Write out each line in which the string "春风沉醉的晚上" is present.
----
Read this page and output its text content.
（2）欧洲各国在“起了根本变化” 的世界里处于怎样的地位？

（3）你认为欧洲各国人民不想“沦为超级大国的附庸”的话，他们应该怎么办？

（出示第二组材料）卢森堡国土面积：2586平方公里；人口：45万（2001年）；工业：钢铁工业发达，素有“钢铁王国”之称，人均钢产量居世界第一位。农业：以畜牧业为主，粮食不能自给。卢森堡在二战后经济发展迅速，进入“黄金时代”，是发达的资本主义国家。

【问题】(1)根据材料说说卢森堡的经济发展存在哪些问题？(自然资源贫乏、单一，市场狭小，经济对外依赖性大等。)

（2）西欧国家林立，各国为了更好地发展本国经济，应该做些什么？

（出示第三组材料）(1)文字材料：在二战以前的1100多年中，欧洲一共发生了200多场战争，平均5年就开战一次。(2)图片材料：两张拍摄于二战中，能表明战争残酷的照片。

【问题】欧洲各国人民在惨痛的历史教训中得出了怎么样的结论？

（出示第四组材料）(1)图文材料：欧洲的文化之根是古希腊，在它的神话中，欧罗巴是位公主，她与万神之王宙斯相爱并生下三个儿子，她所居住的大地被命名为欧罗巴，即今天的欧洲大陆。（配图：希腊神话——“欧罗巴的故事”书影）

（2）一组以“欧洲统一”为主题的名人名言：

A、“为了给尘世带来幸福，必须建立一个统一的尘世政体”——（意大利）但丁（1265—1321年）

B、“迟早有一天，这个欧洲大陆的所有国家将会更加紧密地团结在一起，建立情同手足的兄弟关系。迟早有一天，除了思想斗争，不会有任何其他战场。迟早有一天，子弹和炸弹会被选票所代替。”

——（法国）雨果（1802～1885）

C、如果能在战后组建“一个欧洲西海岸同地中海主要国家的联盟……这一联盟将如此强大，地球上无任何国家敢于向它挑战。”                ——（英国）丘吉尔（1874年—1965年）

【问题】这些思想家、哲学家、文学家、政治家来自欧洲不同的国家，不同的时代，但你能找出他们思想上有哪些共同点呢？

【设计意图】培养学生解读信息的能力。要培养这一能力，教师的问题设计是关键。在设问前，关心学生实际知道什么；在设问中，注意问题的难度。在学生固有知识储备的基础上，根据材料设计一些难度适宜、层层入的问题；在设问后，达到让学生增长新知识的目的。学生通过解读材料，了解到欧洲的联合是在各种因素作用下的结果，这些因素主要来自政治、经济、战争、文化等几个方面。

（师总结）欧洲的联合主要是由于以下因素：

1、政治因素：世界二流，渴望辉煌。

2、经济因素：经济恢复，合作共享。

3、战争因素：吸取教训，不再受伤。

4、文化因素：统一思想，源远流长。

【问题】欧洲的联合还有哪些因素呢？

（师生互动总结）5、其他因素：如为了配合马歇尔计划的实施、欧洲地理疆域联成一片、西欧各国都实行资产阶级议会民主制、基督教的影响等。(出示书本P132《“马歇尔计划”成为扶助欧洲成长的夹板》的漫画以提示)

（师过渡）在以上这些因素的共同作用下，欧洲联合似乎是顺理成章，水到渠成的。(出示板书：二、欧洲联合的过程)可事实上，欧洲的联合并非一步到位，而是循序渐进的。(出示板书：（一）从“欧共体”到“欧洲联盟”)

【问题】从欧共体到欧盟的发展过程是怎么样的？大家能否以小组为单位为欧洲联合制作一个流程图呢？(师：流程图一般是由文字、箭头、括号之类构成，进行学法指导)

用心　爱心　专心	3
----
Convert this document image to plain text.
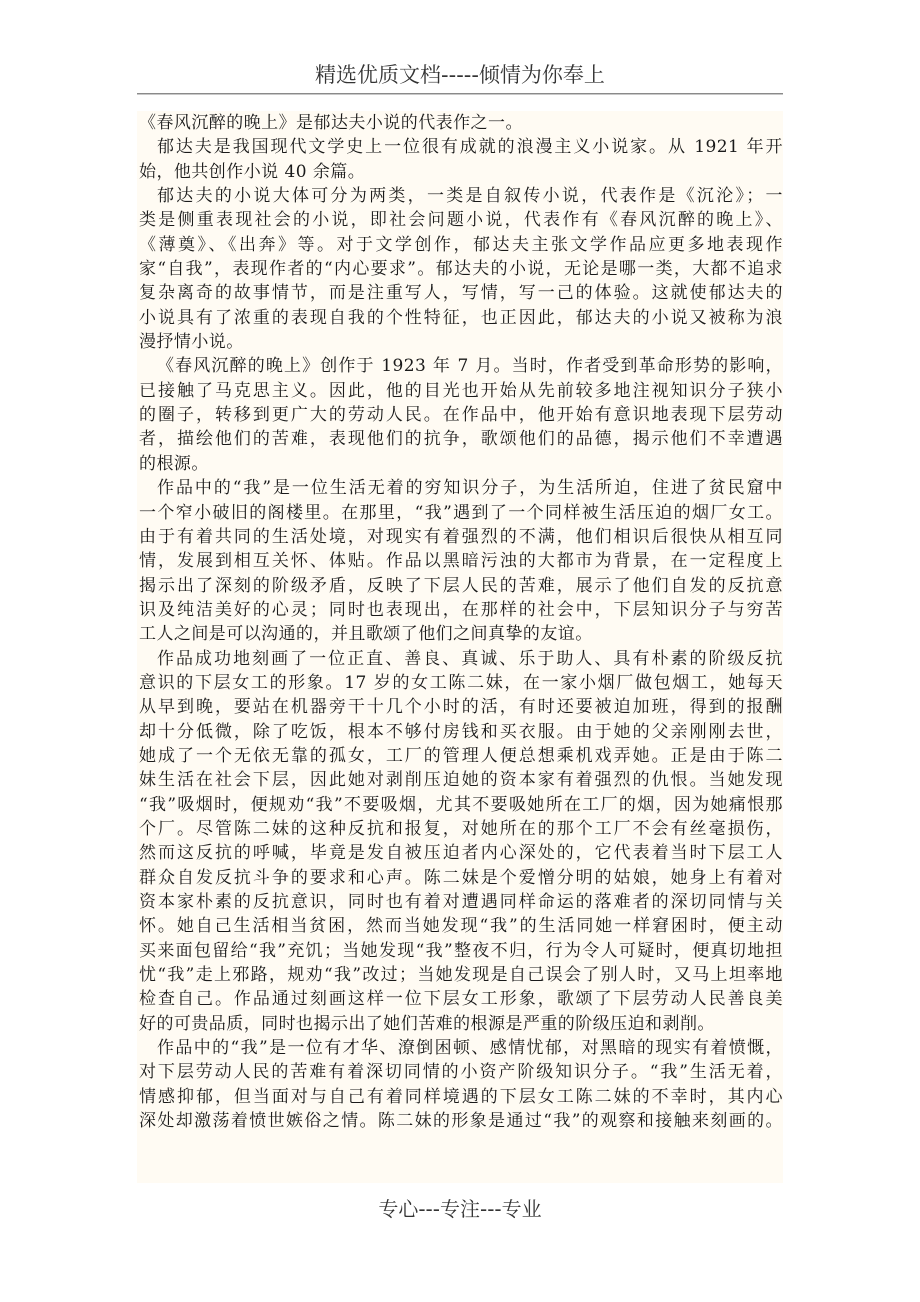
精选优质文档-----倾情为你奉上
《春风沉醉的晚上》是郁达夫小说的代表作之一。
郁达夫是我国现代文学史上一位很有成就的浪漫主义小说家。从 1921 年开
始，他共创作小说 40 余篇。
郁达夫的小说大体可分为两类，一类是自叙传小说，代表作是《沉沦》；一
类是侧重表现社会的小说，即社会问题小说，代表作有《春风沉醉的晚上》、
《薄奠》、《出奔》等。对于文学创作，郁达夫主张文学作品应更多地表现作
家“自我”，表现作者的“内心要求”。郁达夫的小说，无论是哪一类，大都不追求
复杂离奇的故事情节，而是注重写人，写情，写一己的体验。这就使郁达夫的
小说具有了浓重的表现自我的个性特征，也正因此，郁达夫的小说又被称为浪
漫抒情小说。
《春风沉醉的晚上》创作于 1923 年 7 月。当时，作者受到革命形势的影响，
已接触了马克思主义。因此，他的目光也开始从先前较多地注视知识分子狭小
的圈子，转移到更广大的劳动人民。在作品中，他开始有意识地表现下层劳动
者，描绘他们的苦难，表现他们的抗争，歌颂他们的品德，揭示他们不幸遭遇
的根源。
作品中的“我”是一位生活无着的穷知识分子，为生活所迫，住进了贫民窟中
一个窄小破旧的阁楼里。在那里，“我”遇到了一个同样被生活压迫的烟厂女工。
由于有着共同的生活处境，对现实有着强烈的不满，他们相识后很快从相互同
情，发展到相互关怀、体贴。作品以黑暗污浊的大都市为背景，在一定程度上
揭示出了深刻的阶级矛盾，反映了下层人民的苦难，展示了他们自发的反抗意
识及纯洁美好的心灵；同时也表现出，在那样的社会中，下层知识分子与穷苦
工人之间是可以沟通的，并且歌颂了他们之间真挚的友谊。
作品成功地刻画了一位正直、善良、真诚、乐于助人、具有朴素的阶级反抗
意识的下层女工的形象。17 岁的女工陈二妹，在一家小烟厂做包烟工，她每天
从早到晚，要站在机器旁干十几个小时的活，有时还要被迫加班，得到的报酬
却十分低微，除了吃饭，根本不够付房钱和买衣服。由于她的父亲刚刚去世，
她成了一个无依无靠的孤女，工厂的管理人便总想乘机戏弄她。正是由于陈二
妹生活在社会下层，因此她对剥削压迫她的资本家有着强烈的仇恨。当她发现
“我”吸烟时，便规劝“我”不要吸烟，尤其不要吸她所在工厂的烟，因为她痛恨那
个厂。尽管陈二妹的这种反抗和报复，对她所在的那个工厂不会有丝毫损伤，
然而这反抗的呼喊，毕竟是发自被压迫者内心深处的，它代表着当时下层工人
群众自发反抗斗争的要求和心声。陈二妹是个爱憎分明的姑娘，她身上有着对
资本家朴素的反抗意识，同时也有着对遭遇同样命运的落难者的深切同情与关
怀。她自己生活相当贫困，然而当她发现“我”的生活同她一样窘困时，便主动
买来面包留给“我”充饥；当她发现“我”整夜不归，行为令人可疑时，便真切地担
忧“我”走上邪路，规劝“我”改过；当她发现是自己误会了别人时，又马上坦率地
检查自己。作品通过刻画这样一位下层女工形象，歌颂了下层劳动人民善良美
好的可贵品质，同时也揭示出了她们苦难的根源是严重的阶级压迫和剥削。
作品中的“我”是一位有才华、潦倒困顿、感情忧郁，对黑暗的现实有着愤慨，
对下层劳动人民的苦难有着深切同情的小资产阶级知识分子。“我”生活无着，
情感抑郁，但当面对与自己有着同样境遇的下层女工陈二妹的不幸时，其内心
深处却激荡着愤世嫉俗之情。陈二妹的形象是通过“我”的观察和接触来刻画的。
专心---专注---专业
----
* _Correct result_:
《春风沉醉的晚上》是郁达夫小说的代表作之一。
类是侧重表现社会的小说，即社会问题小说，代表作有《春风沉醉的晚上》、
《春风沉醉的晚上》创作于 1923 年 7 月。当时，作者受到革命形势的影响，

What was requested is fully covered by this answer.